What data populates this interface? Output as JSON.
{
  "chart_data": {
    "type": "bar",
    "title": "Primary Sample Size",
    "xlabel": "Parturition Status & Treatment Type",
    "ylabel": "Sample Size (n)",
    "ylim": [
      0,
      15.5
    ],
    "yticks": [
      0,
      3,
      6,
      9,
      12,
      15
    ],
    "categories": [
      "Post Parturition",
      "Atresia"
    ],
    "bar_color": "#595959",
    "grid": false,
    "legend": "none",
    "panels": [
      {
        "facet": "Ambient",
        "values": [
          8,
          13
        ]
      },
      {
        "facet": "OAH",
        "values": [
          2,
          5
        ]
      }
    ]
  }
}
* * * *
◆ THE PROBLEM
Your task is to print the whole listing again exactly.

◆ SOLUTION FOR THIS PROBLEM
What data populates this interface? Output as JSON.
{
  "chart_data": {
    "type": "bar",
    "title": "Primary Sample Size",
    "xlabel": "Parturition Status & Treatment Type",
    "ylabel": "Sample Size (n)",
    "ylim": [
      0,
      15.5
    ],
    "yticks": [
      0,
      3,
      6,
      9,
      12,
      15
    ],
    "categories": [
      "Post Parturition",
      "Atresia"
    ],
    "bar_color": "#595959",
    "grid": false,
    "legend": "none",
    "panels": [
      {
        "facet": "Ambient",
        "values": [
          8,
          13
        ]
      },
      {
        "facet": "OAH",
        "values": [
          2,
          5
        ]
      }
    ]
  }
}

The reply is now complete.